Data provided:
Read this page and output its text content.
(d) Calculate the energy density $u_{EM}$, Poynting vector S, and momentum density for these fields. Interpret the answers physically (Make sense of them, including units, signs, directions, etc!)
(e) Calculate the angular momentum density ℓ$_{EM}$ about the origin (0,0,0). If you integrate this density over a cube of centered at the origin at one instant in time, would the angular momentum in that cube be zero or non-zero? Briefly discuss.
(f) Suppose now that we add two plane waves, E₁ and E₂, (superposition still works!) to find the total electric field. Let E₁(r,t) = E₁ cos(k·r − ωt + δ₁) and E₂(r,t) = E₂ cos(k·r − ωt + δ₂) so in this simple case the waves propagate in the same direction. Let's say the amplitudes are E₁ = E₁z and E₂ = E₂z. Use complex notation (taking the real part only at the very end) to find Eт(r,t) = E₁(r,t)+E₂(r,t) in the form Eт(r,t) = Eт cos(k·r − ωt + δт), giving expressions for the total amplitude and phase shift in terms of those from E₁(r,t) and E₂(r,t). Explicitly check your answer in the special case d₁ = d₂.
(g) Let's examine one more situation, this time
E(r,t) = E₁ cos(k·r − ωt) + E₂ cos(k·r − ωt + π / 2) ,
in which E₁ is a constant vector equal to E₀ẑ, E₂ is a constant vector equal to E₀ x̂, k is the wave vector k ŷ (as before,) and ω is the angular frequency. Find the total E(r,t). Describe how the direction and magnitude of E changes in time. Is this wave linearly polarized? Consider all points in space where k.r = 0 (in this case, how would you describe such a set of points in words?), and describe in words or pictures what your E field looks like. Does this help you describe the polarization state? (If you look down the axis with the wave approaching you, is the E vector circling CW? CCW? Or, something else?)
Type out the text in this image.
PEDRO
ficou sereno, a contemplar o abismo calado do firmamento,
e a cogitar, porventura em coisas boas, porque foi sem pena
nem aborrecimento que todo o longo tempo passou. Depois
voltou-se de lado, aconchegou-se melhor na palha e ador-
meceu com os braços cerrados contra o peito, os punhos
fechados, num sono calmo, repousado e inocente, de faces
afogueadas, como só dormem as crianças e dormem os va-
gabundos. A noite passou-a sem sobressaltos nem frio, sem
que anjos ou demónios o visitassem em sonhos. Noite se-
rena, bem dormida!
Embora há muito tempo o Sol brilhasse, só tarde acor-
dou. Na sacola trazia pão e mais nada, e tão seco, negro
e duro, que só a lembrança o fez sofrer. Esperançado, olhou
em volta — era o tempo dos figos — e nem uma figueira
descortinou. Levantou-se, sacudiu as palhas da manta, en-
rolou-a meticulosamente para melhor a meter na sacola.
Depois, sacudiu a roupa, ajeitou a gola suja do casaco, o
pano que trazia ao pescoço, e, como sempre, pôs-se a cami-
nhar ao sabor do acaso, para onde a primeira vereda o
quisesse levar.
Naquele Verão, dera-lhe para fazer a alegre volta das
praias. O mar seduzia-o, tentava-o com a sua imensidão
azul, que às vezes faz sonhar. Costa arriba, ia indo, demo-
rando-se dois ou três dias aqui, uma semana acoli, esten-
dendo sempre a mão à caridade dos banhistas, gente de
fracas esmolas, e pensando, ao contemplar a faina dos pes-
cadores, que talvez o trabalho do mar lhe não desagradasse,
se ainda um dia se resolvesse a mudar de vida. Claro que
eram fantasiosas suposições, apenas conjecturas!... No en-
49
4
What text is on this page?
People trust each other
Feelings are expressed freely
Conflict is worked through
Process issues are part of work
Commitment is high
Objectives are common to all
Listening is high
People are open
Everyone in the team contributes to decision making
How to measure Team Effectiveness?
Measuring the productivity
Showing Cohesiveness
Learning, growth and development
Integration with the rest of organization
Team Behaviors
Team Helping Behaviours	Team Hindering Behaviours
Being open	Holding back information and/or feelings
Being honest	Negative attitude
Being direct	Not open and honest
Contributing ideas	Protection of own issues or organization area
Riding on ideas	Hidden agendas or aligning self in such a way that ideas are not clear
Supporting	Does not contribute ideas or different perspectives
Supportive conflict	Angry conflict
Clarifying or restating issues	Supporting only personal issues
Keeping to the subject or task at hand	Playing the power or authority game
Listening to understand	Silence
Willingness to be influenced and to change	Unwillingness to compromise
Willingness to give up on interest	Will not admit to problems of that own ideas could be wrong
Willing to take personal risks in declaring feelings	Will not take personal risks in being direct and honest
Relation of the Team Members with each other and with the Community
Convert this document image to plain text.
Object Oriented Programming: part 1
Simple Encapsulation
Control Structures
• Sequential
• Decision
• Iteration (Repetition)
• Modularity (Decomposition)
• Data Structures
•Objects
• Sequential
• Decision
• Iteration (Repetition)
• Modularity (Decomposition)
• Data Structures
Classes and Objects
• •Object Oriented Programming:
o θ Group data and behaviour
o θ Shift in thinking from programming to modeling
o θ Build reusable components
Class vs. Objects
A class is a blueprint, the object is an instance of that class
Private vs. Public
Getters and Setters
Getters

What you have to do: Every line of the data above should be copied exactly.

Solution:
Read this page and output its text content.
(d) Calculate the energy density $u_{EM}$, Poynting vector S, and momentum density for these fields. Interpret the answers physically (Make sense of them, including units, signs, directions, etc!)
(e) Calculate the angular momentum density ℓ$_{EM}$ about the origin (0,0,0). If you integrate this density over a cube of centered at the origin at one instant in time, would the angular momentum in that cube be zero or non-zero? Briefly discuss.
(f) Suppose now that we add two plane waves, E₁ and E₂, (superposition still works!) to find the total electric field. Let E₁(r,t) = E₁ cos(k·r − ωt + δ₁) and E₂(r,t) = E₂ cos(k·r − ωt + δ₂) so in this simple case the waves propagate in the same direction. Let's say the amplitudes are E₁ = E₁z and E₂ = E₂z. Use complex notation (taking the real part only at the very end) to find Eт(r,t) = E₁(r,t)+E₂(r,t) in the form Eт(r,t) = Eт cos(k·r − ωt + δт), giving expressions for the total amplitude and phase shift in terms of those from E₁(r,t) and E₂(r,t). Explicitly check your answer in the special case d₁ = d₂.
(g) Let's examine one more situation, this time
E(r,t) = E₁ cos(k·r − ωt) + E₂ cos(k·r − ωt + π / 2) ,
in which E₁ is a constant vector equal to E₀ẑ, E₂ is a constant vector equal to E₀ x̂, k is the wave vector k ŷ (as before,) and ω is the angular frequency. Find the total E(r,t). Describe how the direction and magnitude of E changes in time. Is this wave linearly polarized? Consider all points in space where k.r = 0 (in this case, how would you describe such a set of points in words?), and describe in words or pictures what your E field looks like. Does this help you describe the polarization state? (If you look down the axis with the wave approaching you, is the E vector circling CW? CCW? Or, something else?)
Type out the text in this image.
PEDRO
ficou sereno, a contemplar o abismo calado do firmamento,
e a cogitar, porventura em coisas boas, porque foi sem pena
nem aborrecimento que todo o longo tempo passou. Depois
voltou-se de lado, aconchegou-se melhor na palha e ador-
meceu com os braços cerrados contra o peito, os punhos
fechados, num sono calmo, repousado e inocente, de faces
afogueadas, como só dormem as crianças e dormem os va-
gabundos. A noite passou-a sem sobressaltos nem frio, sem
que anjos ou demónios o visitassem em sonhos. Noite se-
rena, bem dormida!
Embora há muito tempo o Sol brilhasse, só tarde acor-
dou. Na sacola trazia pão e mais nada, e tão seco, negro
e duro, que só a lembrança o fez sofrer. Esperançado, olhou
em volta — era o tempo dos figos — e nem uma figueira
descortinou. Levantou-se, sacudiu as palhas da manta, en-
rolou-a meticulosamente para melhor a meter na sacola.
Depois, sacudiu a roupa, ajeitou a gola suja do casaco, o
pano que trazia ao pescoço, e, como sempre, pôs-se a cami-
nhar ao sabor do acaso, para onde a primeira vereda o
quisesse levar.
Naquele Verão, dera-lhe para fazer a alegre volta das
praias. O mar seduzia-o, tentava-o com a sua imensidão
azul, que às vezes faz sonhar. Costa arriba, ia indo, demo-
rando-se dois ou três dias aqui, uma semana acoli, esten-
dendo sempre a mão à caridade dos banhistas, gente de
fracas esmolas, e pensando, ao contemplar a faina dos pes-
cadores, que talvez o trabalho do mar lhe não desagradasse,
se ainda um dia se resolvesse a mudar de vida. Claro que
eram fantasiosas suposições, apenas conjecturas!... No en-
49
4
What text is on this page?
People trust each other
Feelings are expressed freely
Conflict is worked through
Process issues are part of work
Commitment is high
Objectives are common to all
Listening is high
People are open
Everyone in the team contributes to decision making
How to measure Team Effectiveness?
Measuring the productivity
Showing Cohesiveness
Learning, growth and development
Integration with the rest of organization
Team Behaviors
Team Helping Behaviours	Team Hindering Behaviours
Being open	Holding back information and/or feelings
Being honest	Negative attitude
Being direct	Not open and honest
Contributing ideas	Protection of own issues or organization area
Riding on ideas	Hidden agendas or aligning self in such a way that ideas are not clear
Supporting	Does not contribute ideas or different perspectives
Supportive conflict	Angry conflict
Clarifying or restating issues	Supporting only personal issues
Keeping to the subject or task at hand	Playing the power or authority game
Listening to understand	Silence
Willingness to be influenced and to change	Unwillingness to compromise
Willingness to give up on interest	Will not admit to problems of that own ideas could be wrong
Willing to take personal risks in declaring feelings	Will not take personal risks in being direct and honest
Relation of the Team Members with each other and with the Community
Convert this document image to plain text.
Object Oriented Programming: part 1
Simple Encapsulation
Control Structures
• Sequential
• Decision
• Iteration (Repetition)
• Modularity (Decomposition)
• Data Structures
•Objects
• Sequential
• Decision
• Iteration (Repetition)
• Modularity (Decomposition)
• Data Structures
Classes and Objects
• •Object Oriented Programming:
o θ Group data and behaviour
o θ Shift in thinking from programming to modeling
o θ Build reusable components
Class vs. Objects
A class is a blueprint, the object is an instance of that class
Private vs. Public
Getters and Setters
Getters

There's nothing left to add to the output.